**Exercise text**
== Segment start ==

The prion proteins that can cause variant Creutzfeldt–Jakob disease in humans could be lurking undetected in our lymphatic system. Credit: PASIEKA/SCIENCE PHOTO LIBRARY

Prion diseases such as bovine spongiform encephalopathy (BSE) and variant Creutzfeldt–Jakob disease (vCJD) are able to jump species much more easily than previously thought. A study published in Science today shows that in mice, prions introduced from other species can replicate in the spleen without necessarily affecting the brain1.

The study reinforces the concern that thousands of people in the United Kingdom might be silent carriers of prion infection, potentially able to pass a lethal form of the disease to others through surgery or blood transfusions.

Prions are infectious pathogens, primarily composed of the misfolded form of a protein called PrP. Normal PrP molecules that are converted into the misshapen type then aggregate in the brain to form hard, insoluble clumps — with fatal consequences.

Previous studies have judged the ease of cross-species transmission by looking for clinical symptoms as well as the presence of prions in infected animals’ brains. Results from these studies suggested that in many cases there is an effective 'species barrier', with most inoculated animals seemingly free of prions at the end of their lives.

Breaking barriers

But prions don’t just replicate in the brain — they also affect lymphoid tissue, such as the spleen, tonsils and appendix. So Vincent Béringue, a prion researcher at the French National Institute for Agricultural Research in Jouy-en-Josas, France, and his colleagues used mice that had been genetically engineered to express either the sheep or human version of PrP to look beyond the brain.

The researchers injected prions from elk, hamsters and cattle into the brains of the engineered mice — all species barriers that are supposedly very hard to cross — then looked for prions in the spleens and brains of the mice at regular intervals after exposure.

As expected, few of the mice had detectable prions in their brains. When those expressing human PrP were inoculated with the BSE prion, only 3 out of 43 had detectable prions in their brains at the end of their lives. But in lymphoid tissue it was a different story, with 26 of 41 spleens testing positive for prions, even though the mice showed no clinical symptoms of BSE.

The research shows that prions jump species into lymphoid tissue much more easily than into brain tissue, says Béringue. “If you extrapolate that to the human situation, you can imagine that there are more people infected subclinically in lymphoid tissues such as the spleen, who may never develop the disease.”

== Segment end ==

Structured page-parsing data:
== Segment start ==

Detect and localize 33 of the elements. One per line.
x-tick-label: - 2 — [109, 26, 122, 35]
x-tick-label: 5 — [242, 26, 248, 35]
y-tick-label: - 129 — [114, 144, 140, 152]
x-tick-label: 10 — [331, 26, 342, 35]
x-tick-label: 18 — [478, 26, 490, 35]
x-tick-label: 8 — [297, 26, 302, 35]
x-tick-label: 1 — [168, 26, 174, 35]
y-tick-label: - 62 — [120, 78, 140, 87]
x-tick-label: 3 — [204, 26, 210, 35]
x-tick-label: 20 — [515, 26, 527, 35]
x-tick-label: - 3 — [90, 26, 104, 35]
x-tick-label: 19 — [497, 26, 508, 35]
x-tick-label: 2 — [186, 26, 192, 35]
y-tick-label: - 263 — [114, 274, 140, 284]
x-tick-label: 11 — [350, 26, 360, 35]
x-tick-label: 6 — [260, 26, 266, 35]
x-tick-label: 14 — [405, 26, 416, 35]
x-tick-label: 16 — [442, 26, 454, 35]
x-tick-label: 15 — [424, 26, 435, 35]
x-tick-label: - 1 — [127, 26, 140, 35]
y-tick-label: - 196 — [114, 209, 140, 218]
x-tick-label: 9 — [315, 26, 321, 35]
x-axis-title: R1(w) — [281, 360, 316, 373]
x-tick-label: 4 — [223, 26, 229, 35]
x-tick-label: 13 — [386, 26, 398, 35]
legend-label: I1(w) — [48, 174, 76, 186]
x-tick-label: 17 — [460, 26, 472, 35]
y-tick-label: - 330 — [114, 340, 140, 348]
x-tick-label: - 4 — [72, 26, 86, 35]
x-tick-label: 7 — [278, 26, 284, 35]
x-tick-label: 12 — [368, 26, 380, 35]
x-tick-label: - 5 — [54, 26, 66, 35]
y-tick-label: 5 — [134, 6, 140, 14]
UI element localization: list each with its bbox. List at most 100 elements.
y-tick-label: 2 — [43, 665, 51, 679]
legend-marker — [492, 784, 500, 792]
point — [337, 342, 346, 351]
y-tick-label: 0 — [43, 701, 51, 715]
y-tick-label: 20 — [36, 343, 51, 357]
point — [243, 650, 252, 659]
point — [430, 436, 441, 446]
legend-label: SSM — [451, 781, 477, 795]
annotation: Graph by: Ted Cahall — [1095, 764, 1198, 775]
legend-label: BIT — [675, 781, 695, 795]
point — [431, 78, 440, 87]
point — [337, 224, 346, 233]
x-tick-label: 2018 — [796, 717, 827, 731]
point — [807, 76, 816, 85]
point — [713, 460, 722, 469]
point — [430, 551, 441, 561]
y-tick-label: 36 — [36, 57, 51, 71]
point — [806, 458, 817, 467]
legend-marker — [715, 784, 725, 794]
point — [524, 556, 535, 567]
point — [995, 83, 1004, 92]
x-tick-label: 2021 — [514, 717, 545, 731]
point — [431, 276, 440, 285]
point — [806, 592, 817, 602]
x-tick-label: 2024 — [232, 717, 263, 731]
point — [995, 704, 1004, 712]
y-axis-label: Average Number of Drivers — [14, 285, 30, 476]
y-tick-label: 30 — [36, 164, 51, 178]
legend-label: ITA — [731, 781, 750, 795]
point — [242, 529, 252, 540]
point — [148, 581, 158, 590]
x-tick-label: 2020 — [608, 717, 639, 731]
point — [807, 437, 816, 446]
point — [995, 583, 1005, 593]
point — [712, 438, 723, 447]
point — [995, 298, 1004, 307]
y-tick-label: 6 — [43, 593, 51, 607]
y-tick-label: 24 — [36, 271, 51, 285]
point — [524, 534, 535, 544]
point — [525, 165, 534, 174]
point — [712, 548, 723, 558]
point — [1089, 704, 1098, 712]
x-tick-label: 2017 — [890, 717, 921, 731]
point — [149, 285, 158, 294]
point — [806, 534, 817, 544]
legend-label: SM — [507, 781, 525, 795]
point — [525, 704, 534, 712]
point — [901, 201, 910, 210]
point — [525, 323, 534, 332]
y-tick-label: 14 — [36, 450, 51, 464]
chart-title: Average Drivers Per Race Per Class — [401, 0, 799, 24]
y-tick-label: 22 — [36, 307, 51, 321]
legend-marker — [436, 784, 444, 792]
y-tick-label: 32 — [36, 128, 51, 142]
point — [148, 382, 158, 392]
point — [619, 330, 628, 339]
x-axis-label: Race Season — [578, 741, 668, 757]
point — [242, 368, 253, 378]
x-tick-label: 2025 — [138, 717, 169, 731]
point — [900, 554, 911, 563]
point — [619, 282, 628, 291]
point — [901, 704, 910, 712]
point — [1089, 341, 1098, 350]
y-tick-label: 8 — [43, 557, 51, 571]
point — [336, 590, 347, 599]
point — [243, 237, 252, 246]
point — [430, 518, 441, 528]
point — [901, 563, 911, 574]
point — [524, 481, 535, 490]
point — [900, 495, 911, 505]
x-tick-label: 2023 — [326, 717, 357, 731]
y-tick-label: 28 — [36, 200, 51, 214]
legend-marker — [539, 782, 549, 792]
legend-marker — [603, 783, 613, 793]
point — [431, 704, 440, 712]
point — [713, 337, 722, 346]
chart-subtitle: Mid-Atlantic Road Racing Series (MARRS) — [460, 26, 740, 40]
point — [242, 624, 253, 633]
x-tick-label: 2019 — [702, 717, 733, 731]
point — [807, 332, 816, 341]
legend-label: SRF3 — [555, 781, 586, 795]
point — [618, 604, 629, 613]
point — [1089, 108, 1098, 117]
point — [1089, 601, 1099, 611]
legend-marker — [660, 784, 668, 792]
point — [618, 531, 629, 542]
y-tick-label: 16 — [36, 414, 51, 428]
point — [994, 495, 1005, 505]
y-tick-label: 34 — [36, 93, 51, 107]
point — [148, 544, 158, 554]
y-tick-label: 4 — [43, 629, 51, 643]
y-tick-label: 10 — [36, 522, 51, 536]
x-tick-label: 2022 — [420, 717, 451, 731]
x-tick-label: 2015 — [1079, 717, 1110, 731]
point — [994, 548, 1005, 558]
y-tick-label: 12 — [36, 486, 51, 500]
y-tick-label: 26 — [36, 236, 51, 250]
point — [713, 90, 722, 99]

== Segment end ==

**Exercises to complete**
(1) In the prion article, how many spleens tested positive for prions in the mice expressing human PrP that were inoculated with the BSE prion?
(2) Pick up the article on prions crossing species barriers after its last sentence.

**Written answers**
(1) 26 of the 41 spleens tested positive.

(2)
That’s a concern because these carriers could infect others, for example by blood transfusion, organ donation or contaminated surgical instruments. Once passed human to human, the infection could in theory then affect the brain and cause lethal vCJD, says John Collinge, director of the Medical Research Council Prion Unit at University College London, who wrote an analysis to accompany the Béringue paper2. “The main adaptation — that the incoming BSE proteins have triggered the formation of human prions — has occurred,” he says.

An epidemic of BSE among cows, dubbed 'mad cow disease', in Britain in the 1980s, led to stringent controls on meat production and the use of surgical and dental instruments. Human cases of the disease, vCJD, were first seen in the mid-1990s. That sparked fears of a devastating human epidemic, but only around 200 people have died from the disease since then, and cases have been tailing off.

But two recent surveys of tissue samples from removed appendixes suggest that as many as 1 in 4,000 people in the United Kingdom could be carriers3,4.

Béringue’s findings could help to explain these results, says Collinge. “These estimates suggest there may be 15 to 20,000 people in the United Kingdom incubating the disease,” he says. “Maybe they predominantly have an infection restricted to the lymphoreticular system.”

Collinge warns that “all efforts should be made” to assess the prevalence of prion infection in the United Kingdom by analysing surgical and autopsy tissues, and to investigate whether blood tests for vCJD can detect the infection in silent carriers. “Maybe they will never develop the disease themselves,” he says. “But it’s precisely those people who present a risk to others.”